Consignes de l'exercice →
Réécrivez sous forme de liste le paragraphe du texte extrait qui commence par « En outre Carrère n'est pas seulement », en conservant ses faits principaux.

Texte extrait →
Délinquant juvénile en Ukraine, poète underground sous Brejnev, loser magnifique à New York, romancier un temps adoubé par Saint-Germain-des-Prés, mercenaire en Serbie, chef de partie emprisonné sous Poutine, Edouard Limonov est, pour le meilleur et pour le pire, un des derniers opposants au pays de l'homme de fer. Portrait d'un aventurier, et de la Russie réelle.
... C'est par cet incipit que commence le récit d'Emmanuel Carrère pour le premier numéro du magazine XXI, paru en 2008 ; si la personnalité et le parcours esquissés avaient éveillé mon intérêt, au fil de la lecture s'y est ajouté le plaisir de lire un récit où l'auteur loin, très loin de se retrancher derrière une objectivité factice s'incarnait littéralement et démontrait, s'il en était besoin, que des faits quels qu'ils soient percolent toujours au travers du filtre personnel de celui qui écrit.
Trois ans plus tard Emmanuel Carrère publie un opus de près de 500 pages sur Edouard Limonov (chez P.O.L).
Photographié en 2010 à bord d'un bus de la police (Reuter) |
1994, avec Natacha (?) |
... Tom Wolfe qui vient alors d'inventer au milieu des sixties le Nouveau Journalisme, déplore que le roman ne joue plus son rôle social ; qu'il ne soit plus comme à sa grande époque, celle de Stendhal, de Balzac, de Dickens, le "miroir qu'on promène le long d'un chemin". Cinquante ans plus tard, avec Limonov Emmanuel Carrère devient "l'historien des modes et des mœurs du temps, le greffier de son siècle changeant.". Et à l'instar de Tom Wolfe pour Acid test "écrit en léger différé [..]", non seulement Carrère ne va pas vivre les aventures de Limonov (forcément) mais il va se baser essentiellement sur les livres de l'Ukrainien pour son récit et non pas, comme on pourrait s'y attendre sur de multiples entretiens.
En outre Carrère n'est pas seulement l'auteur du récit, il en devient à plusieurs reprises un personnage à part entière (souvent dans des situations cocasses), de plus il propose sa propre expérience en regard des évènements auxquels participe Limonov. Du reste en tant qu'auteur Emmanuel Carrère interpelle directement, et à plusieurs reprise son lecteur, il n'hésite pas non plus à mettre en scène à proposer une sorte de work in progress ; ces choix donnent un rythme et un ton étrangement captivants à son livre. Quasi hypnotique, en tout cas particulièrement immersif.
Une magnifique biographie, et un éclairage précieux sur le 20ième siècle.

Données fournies →
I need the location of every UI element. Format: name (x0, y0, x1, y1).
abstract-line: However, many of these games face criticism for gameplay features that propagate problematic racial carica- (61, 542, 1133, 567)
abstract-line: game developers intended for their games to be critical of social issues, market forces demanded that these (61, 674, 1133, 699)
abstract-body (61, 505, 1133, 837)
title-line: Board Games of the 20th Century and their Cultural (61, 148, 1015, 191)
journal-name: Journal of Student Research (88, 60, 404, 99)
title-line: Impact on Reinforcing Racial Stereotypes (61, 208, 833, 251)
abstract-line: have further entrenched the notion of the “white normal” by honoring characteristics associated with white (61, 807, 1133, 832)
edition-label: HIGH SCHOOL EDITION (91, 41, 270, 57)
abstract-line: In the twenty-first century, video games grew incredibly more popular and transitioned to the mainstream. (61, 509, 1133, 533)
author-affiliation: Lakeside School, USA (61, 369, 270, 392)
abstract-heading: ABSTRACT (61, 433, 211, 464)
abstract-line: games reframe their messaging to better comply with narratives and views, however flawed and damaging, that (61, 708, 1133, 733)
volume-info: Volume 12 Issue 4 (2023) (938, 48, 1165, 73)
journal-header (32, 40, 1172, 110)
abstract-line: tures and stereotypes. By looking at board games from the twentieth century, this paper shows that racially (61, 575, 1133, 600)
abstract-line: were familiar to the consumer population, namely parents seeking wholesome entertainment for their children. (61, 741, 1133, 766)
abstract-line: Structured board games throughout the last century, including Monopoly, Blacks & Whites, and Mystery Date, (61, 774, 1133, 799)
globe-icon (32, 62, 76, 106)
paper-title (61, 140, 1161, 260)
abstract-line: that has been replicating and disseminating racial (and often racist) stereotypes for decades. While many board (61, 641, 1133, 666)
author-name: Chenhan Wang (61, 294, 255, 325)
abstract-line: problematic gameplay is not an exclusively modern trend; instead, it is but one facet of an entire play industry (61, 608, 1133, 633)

Zone de réponse →
- Carrère est l'auteur du récit, mais il en devient aussi à plusieurs reprises un personnage à part entière, souvent dans des situations cocasses.
- Il met sa propre expérience en regard des événements auxquels participe Limonov.
- En tant qu'auteur, il interpelle directement son lecteur à plusieurs reprises.
- Il propose une sorte de work in progress.
- Ces choix donnent au livre un rythme et un ton étrangement captivants, quasi hypnotiques, particulièrement immersifs.